**The task**
Print every line of the listing exactly, please.

**Task input**

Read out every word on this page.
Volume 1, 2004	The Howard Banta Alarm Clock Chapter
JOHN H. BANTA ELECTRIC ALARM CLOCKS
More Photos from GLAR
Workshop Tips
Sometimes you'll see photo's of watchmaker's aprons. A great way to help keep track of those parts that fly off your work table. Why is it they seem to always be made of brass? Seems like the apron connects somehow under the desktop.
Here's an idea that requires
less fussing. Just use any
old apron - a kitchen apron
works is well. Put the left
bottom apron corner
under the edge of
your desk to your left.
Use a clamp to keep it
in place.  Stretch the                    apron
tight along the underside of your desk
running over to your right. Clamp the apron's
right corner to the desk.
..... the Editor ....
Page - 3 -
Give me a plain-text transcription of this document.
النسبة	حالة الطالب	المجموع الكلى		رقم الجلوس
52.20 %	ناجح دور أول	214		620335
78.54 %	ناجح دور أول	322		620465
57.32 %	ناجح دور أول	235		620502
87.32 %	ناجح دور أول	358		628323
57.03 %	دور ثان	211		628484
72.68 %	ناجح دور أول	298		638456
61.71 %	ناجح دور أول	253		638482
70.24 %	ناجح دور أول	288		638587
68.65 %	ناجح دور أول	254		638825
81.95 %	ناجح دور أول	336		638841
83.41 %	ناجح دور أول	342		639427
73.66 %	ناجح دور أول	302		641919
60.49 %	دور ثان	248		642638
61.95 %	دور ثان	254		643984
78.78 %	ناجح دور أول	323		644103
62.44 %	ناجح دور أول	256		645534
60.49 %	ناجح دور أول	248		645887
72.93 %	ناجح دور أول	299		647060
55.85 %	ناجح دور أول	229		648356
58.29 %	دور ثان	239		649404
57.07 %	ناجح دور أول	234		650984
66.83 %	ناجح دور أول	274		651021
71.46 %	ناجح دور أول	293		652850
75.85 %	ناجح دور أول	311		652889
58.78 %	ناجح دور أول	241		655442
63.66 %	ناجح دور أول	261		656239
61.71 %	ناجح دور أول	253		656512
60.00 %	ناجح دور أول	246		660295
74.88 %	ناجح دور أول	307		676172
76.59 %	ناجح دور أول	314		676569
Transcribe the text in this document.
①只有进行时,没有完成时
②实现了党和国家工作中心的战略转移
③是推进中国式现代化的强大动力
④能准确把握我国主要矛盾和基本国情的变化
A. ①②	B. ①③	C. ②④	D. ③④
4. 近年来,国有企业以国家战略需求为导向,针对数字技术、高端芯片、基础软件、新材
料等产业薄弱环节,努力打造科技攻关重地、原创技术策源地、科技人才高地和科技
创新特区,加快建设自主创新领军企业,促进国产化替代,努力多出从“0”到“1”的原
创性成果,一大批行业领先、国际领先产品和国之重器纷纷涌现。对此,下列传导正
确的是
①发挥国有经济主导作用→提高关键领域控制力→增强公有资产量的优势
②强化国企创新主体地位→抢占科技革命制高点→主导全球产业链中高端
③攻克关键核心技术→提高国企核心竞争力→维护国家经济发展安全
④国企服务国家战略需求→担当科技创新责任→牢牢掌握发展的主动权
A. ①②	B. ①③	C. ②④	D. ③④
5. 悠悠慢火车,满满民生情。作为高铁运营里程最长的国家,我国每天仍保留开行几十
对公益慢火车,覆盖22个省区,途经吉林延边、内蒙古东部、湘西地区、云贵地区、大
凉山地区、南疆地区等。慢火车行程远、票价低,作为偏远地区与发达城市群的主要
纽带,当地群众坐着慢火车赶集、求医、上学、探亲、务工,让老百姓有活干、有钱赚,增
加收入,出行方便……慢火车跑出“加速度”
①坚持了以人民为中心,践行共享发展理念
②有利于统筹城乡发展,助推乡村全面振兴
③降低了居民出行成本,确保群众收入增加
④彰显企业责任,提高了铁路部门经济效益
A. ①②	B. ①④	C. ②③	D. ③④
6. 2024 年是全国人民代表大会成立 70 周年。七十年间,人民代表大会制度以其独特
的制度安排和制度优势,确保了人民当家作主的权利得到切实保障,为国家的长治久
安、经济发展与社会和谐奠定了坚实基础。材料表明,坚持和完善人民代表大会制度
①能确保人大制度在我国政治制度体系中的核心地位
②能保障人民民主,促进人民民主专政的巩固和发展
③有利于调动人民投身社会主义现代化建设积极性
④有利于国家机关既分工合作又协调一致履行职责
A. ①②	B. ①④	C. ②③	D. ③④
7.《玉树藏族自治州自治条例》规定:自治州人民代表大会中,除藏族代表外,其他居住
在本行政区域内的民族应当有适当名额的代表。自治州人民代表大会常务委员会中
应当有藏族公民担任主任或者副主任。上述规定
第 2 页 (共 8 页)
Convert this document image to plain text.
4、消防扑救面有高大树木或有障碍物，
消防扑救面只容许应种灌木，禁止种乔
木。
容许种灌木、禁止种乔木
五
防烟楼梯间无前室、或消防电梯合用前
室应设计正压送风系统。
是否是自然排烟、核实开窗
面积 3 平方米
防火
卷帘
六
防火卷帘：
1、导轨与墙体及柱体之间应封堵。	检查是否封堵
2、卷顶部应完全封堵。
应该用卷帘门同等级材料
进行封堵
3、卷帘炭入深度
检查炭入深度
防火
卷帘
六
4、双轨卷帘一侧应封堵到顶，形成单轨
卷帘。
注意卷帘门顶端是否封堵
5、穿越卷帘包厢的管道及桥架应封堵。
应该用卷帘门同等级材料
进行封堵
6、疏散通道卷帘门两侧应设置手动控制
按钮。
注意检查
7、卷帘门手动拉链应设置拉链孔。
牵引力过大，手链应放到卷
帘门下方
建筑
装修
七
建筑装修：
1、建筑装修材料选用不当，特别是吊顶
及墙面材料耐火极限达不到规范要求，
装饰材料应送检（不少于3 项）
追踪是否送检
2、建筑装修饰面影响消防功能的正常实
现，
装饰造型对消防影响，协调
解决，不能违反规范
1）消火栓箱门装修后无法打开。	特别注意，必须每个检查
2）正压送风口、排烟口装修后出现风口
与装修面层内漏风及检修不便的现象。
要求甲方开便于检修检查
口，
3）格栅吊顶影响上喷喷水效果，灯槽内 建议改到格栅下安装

**Written solution**
Read out every word on this page.
Volume 1, 2004	The Howard Banta Alarm Clock Chapter
JOHN H. BANTA ELECTRIC ALARM CLOCKS
More Photos from GLAR
Workshop Tips
Sometimes you'll see photo's of watchmaker's aprons. A great way to help keep track of those parts that fly off your work table. Why is it they seem to always be made of brass? Seems like the apron connects somehow under the desktop.
Here's an idea that requires
less fussing. Just use any
old apron - a kitchen apron
works is well. Put the left
bottom apron corner
under the edge of
your desk to your left.
Use a clamp to keep it
in place.  Stretch the                    apron
tight along the underside of your desk
running over to your right. Clamp the apron's
right corner to the desk.
..... the Editor ....
Page - 3 -
Give me a plain-text transcription of this document.
النسبة	حالة الطالب	المجموع الكلى		رقم الجلوس
52.20 %	ناجح دور أول	214		620335
78.54 %	ناجح دور أول	322		620465
57.32 %	ناجح دور أول	235		620502
87.32 %	ناجح دور أول	358		628323
57.03 %	دور ثان	211		628484
72.68 %	ناجح دور أول	298		638456
61.71 %	ناجح دور أول	253		638482
70.24 %	ناجح دور أول	288		638587
68.65 %	ناجح دور أول	254		638825
81.95 %	ناجح دور أول	336		638841
83.41 %	ناجح دور أول	342		639427
73.66 %	ناجح دور أول	302		641919
60.49 %	دور ثان	248		642638
61.95 %	دور ثان	254		643984
78.78 %	ناجح دور أول	323		644103
62.44 %	ناجح دور أول	256		645534
60.49 %	ناجح دور أول	248		645887
72.93 %	ناجح دور أول	299		647060
55.85 %	ناجح دور أول	229		648356
58.29 %	دور ثان	239		649404
57.07 %	ناجح دور أول	234		650984
66.83 %	ناجح دور أول	274		651021
71.46 %	ناجح دور أول	293		652850
75.85 %	ناجح دور أول	311		652889
58.78 %	ناجح دور أول	241		655442
63.66 %	ناجح دور أول	261		656239
61.71 %	ناجح دور أول	253		656512
60.00 %	ناجح دور أول	246		660295
74.88 %	ناجح دور أول	307		676172
76.59 %	ناجح دور أول	314		676569
Transcribe the text in this document.
①只有进行时,没有完成时
②实现了党和国家工作中心的战略转移
③是推进中国式现代化的强大动力
④能准确把握我国主要矛盾和基本国情的变化
A. ①②	B. ①③	C. ②④	D. ③④
4. 近年来,国有企业以国家战略需求为导向,针对数字技术、高端芯片、基础软件、新材
料等产业薄弱环节,努力打造科技攻关重地、原创技术策源地、科技人才高地和科技
创新特区,加快建设自主创新领军企业,促进国产化替代,努力多出从“0”到“1”的原
创性成果,一大批行业领先、国际领先产品和国之重器纷纷涌现。对此,下列传导正
确的是
①发挥国有经济主导作用→提高关键领域控制力→增强公有资产量的优势
②强化国企创新主体地位→抢占科技革命制高点→主导全球产业链中高端
③攻克关键核心技术→提高国企核心竞争力→维护国家经济发展安全
④国企服务国家战略需求→担当科技创新责任→牢牢掌握发展的主动权
A. ①②	B. ①③	C. ②④	D. ③④
5. 悠悠慢火车,满满民生情。作为高铁运营里程最长的国家,我国每天仍保留开行几十
对公益慢火车,覆盖22个省区,途经吉林延边、内蒙古东部、湘西地区、云贵地区、大
凉山地区、南疆地区等。慢火车行程远、票价低,作为偏远地区与发达城市群的主要
纽带,当地群众坐着慢火车赶集、求医、上学、探亲、务工,让老百姓有活干、有钱赚,增
加收入,出行方便……慢火车跑出“加速度”
①坚持了以人民为中心,践行共享发展理念
②有利于统筹城乡发展,助推乡村全面振兴
③降低了居民出行成本,确保群众收入增加
④彰显企业责任,提高了铁路部门经济效益
A. ①②	B. ①④	C. ②③	D. ③④
6. 2024 年是全国人民代表大会成立 70 周年。七十年间,人民代表大会制度以其独特
的制度安排和制度优势,确保了人民当家作主的权利得到切实保障,为国家的长治久
安、经济发展与社会和谐奠定了坚实基础。材料表明,坚持和完善人民代表大会制度
①能确保人大制度在我国政治制度体系中的核心地位
②能保障人民民主,促进人民民主专政的巩固和发展
③有利于调动人民投身社会主义现代化建设积极性
④有利于国家机关既分工合作又协调一致履行职责
A. ①②	B. ①④	C. ②③	D. ③④
7.《玉树藏族自治州自治条例》规定:自治州人民代表大会中,除藏族代表外,其他居住
在本行政区域内的民族应当有适当名额的代表。自治州人民代表大会常务委员会中
应当有藏族公民担任主任或者副主任。上述规定
第 2 页 (共 8 页)
Convert this document image to plain text.
4、消防扑救面有高大树木或有障碍物，
消防扑救面只容许应种灌木，禁止种乔
木。
容许种灌木、禁止种乔木
五
防烟楼梯间无前室、或消防电梯合用前
室应设计正压送风系统。
是否是自然排烟、核实开窗
面积 3 平方米
防火
卷帘
六
防火卷帘：
1、导轨与墙体及柱体之间应封堵。	检查是否封堵
2、卷顶部应完全封堵。
应该用卷帘门同等级材料
进行封堵
3、卷帘炭入深度
检查炭入深度
防火
卷帘
六
4、双轨卷帘一侧应封堵到顶，形成单轨
卷帘。
注意卷帘门顶端是否封堵
5、穿越卷帘包厢的管道及桥架应封堵。
应该用卷帘门同等级材料
进行封堵
6、疏散通道卷帘门两侧应设置手动控制
按钮。
注意检查
7、卷帘门手动拉链应设置拉链孔。
牵引力过大，手链应放到卷
帘门下方
建筑
装修
七
建筑装修：
1、建筑装修材料选用不当，特别是吊顶
及墙面材料耐火极限达不到规范要求，
装饰材料应送检（不少于3 项）
追踪是否送检
2、建筑装修饰面影响消防功能的正常实
现，
装饰造型对消防影响，协调
解决，不能违反规范
1）消火栓箱门装修后无法打开。	特别注意，必须每个检查
2）正压送风口、排烟口装修后出现风口
与装修面层内漏风及检修不便的现象。
要求甲方开便于检修检查
口，
3）格栅吊顶影响上喷喷水效果，灯槽内 建议改到格栅下安装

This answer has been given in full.